Repeat the listing below in full, exactly as it stands.

## start DATA LINES

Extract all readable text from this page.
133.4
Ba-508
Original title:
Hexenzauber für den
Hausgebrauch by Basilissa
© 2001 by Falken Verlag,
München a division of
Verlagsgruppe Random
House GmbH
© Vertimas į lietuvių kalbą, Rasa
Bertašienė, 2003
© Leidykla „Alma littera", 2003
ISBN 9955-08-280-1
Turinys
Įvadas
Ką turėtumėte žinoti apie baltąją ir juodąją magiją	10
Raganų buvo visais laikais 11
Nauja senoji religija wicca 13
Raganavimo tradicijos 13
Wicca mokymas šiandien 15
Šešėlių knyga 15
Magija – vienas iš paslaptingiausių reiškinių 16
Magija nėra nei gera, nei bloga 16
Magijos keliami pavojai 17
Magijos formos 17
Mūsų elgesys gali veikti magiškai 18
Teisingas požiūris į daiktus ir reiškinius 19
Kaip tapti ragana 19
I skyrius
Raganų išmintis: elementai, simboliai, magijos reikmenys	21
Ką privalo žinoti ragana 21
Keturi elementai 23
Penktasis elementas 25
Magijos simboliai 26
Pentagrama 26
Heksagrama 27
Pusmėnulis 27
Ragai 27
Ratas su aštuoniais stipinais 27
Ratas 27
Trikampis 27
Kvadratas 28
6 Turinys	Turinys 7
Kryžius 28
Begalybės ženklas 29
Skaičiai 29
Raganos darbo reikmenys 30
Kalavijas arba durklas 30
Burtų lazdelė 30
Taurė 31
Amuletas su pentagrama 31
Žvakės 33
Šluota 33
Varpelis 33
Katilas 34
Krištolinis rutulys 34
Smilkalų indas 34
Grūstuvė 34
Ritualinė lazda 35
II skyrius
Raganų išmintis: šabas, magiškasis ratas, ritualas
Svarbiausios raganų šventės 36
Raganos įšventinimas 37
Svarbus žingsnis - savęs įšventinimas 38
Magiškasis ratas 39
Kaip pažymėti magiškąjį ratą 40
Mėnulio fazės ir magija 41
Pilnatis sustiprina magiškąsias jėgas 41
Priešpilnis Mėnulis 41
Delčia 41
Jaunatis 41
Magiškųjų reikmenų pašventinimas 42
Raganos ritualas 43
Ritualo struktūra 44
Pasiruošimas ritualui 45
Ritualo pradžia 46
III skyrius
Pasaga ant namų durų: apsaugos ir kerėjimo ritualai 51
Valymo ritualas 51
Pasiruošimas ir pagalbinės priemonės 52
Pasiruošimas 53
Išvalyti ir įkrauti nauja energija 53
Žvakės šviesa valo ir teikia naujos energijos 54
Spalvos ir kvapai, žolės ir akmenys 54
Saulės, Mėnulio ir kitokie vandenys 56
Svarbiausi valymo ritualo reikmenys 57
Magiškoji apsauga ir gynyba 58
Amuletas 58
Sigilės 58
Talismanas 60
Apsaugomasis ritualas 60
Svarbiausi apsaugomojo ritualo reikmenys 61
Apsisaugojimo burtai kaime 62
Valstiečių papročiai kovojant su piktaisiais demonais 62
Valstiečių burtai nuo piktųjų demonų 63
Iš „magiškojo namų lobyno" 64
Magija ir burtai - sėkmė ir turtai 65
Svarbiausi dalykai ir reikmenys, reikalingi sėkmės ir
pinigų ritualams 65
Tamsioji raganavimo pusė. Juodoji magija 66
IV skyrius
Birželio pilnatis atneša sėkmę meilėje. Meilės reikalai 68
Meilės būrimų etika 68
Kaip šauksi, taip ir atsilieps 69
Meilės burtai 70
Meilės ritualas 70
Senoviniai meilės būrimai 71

## end DATA LINES

SOLUTION TO THIS PROBLEM:
Extract all readable text from this page.
133.4
Ba-508
Original title:
Hexenzauber für den
Hausgebrauch by Basilissa
© 2001 by Falken Verlag,
München a division of
Verlagsgruppe Random
House GmbH
© Vertimas į lietuvių kalbą, Rasa
Bertašienė, 2003
© Leidykla „Alma littera", 2003
ISBN 9955-08-280-1
Turinys
Įvadas
Ką turėtumėte žinoti apie baltąją ir juodąją magiją	10
Raganų buvo visais laikais 11
Nauja senoji religija wicca 13
Raganavimo tradicijos 13
Wicca mokymas šiandien 15
Šešėlių knyga 15
Magija – vienas iš paslaptingiausių reiškinių 16
Magija nėra nei gera, nei bloga 16
Magijos keliami pavojai 17
Magijos formos 17
Mūsų elgesys gali veikti magiškai 18
Teisingas požiūris į daiktus ir reiškinius 19
Kaip tapti ragana 19
I skyrius
Raganų išmintis: elementai, simboliai, magijos reikmenys	21
Ką privalo žinoti ragana 21
Keturi elementai 23
Penktasis elementas 25
Magijos simboliai 26
Pentagrama 26
Heksagrama 27
Pusmėnulis 27
Ragai 27
Ratas su aštuoniais stipinais 27
Ratas 27
Trikampis 27
Kvadratas 28
6 Turinys	Turinys 7
Kryžius 28
Begalybės ženklas 29
Skaičiai 29
Raganos darbo reikmenys 30
Kalavijas arba durklas 30
Burtų lazdelė 30
Taurė 31
Amuletas su pentagrama 31
Žvakės 33
Šluota 33
Varpelis 33
Katilas 34
Krištolinis rutulys 34
Smilkalų indas 34
Grūstuvė 34
Ritualinė lazda 35
II skyrius
Raganų išmintis: šabas, magiškasis ratas, ritualas
Svarbiausios raganų šventės 36
Raganos įšventinimas 37
Svarbus žingsnis - savęs įšventinimas 38
Magiškasis ratas 39
Kaip pažymėti magiškąjį ratą 40
Mėnulio fazės ir magija 41
Pilnatis sustiprina magiškąsias jėgas 41
Priešpilnis Mėnulis 41
Delčia 41
Jaunatis 41
Magiškųjų reikmenų pašventinimas 42
Raganos ritualas 43
Ritualo struktūra 44
Pasiruošimas ritualui 45
Ritualo pradžia 46
III skyrius
Pasaga ant namų durų: apsaugos ir kerėjimo ritualai 51
Valymo ritualas 51
Pasiruošimas ir pagalbinės priemonės 52
Pasiruošimas 53
Išvalyti ir įkrauti nauja energija 53
Žvakės šviesa valo ir teikia naujos energijos 54
Spalvos ir kvapai, žolės ir akmenys 54
Saulės, Mėnulio ir kitokie vandenys 56
Svarbiausi valymo ritualo reikmenys 57
Magiškoji apsauga ir gynyba 58
Amuletas 58
Sigilės 58
Talismanas 60
Apsaugomasis ritualas 60
Svarbiausi apsaugomojo ritualo reikmenys 61
Apsisaugojimo burtai kaime 62
Valstiečių papročiai kovojant su piktaisiais demonais 62
Valstiečių burtai nuo piktųjų demonų 63
Iš „magiškojo namų lobyno" 64
Magija ir burtai - sėkmė ir turtai 65
Svarbiausi dalykai ir reikmenys, reikalingi sėkmės ir
pinigų ritualams 65
Tamsioji raganavimo pusė. Juodoji magija 66
IV skyrius
Birželio pilnatis atneša sėkmę meilėje. Meilės reikalai 68
Meilės būrimų etika 68
Kaip šauksi, taip ir atsilieps 69
Meilės burtai 70
Meilės ritualas 70
Senoviniai meilės būrimai 71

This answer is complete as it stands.